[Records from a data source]
Start of Block

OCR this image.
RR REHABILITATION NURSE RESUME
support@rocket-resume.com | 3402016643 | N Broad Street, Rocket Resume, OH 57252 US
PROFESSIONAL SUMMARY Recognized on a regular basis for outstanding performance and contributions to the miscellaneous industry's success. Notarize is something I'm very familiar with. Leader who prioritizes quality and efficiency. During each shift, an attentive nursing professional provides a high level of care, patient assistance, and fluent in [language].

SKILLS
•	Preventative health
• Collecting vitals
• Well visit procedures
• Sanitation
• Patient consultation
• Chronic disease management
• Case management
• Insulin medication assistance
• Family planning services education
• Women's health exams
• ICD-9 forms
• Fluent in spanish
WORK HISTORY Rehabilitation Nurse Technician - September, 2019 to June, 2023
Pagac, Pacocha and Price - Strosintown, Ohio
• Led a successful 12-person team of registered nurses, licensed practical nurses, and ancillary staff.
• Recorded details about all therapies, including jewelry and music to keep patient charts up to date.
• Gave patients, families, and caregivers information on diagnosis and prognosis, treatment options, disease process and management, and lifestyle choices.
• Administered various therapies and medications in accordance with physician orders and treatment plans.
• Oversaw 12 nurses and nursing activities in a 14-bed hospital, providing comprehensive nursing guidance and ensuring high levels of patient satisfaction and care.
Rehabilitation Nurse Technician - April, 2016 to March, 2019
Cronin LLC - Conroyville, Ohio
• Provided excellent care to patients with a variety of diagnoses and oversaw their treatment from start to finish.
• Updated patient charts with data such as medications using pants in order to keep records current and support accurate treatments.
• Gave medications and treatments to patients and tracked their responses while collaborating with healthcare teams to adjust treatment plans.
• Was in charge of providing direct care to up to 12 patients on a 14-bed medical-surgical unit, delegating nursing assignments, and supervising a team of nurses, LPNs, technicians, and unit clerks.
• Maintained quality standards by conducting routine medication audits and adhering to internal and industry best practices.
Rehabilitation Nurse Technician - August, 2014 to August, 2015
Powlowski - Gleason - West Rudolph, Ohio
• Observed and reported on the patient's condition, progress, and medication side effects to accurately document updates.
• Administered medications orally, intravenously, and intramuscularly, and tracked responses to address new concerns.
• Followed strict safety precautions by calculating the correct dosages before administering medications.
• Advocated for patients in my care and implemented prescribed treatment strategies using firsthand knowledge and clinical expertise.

End of Block

● What you need to do:
Reproduce every entry above so that each one matches its source exactly.

● Response:
OCR this image.
RR REHABILITATION NURSE RESUME
support@rocket-resume.com | 3402016643 | N Broad Street, Rocket Resume, OH 57252 US
PROFESSIONAL SUMMARY Recognized on a regular basis for outstanding performance and contributions to the miscellaneous industry's success. Notarize is something I'm very familiar with. Leader who prioritizes quality and efficiency. During each shift, an attentive nursing professional provides a high level of care, patient assistance, and fluent in [language].

SKILLS
•	Preventative health
• Collecting vitals
• Well visit procedures
• Sanitation
• Patient consultation
• Chronic disease management
• Case management
• Insulin medication assistance
• Family planning services education
• Women's health exams
• ICD-9 forms
• Fluent in spanish
WORK HISTORY Rehabilitation Nurse Technician - September, 2019 to June, 2023
Pagac, Pacocha and Price - Strosintown, Ohio
• Led a successful 12-person team of registered nurses, licensed practical nurses, and ancillary staff.
• Recorded details about all therapies, including jewelry and music to keep patient charts up to date.
• Gave patients, families, and caregivers information on diagnosis and prognosis, treatment options, disease process and management, and lifestyle choices.
• Administered various therapies and medications in accordance with physician orders and treatment plans.
• Oversaw 12 nurses and nursing activities in a 14-bed hospital, providing comprehensive nursing guidance and ensuring high levels of patient satisfaction and care.
Rehabilitation Nurse Technician - April, 2016 to March, 2019
Cronin LLC - Conroyville, Ohio
• Provided excellent care to patients with a variety of diagnoses and oversaw their treatment from start to finish.
• Updated patient charts with data such as medications using pants in order to keep records current and support accurate treatments.
• Gave medications and treatments to patients and tracked their responses while collaborating with healthcare teams to adjust treatment plans.
• Was in charge of providing direct care to up to 12 patients on a 14-bed medical-surgical unit, delegating nursing assignments, and supervising a team of nurses, LPNs, technicians, and unit clerks.
• Maintained quality standards by conducting routine medication audits and adhering to internal and industry best practices.
Rehabilitation Nurse Technician - August, 2014 to August, 2015
Powlowski - Gleason - West Rudolph, Ohio
• Observed and reported on the patient's condition, progress, and medication side effects to accurately document updates.
• Administered medications orally, intravenously, and intramuscularly, and tracked responses to address new concerns.
• Followed strict safety precautions by calculating the correct dosages before administering medications.
• Advocated for patients in my care and implemented prescribed treatment strategies using firsthand knowledge and clinical expertise.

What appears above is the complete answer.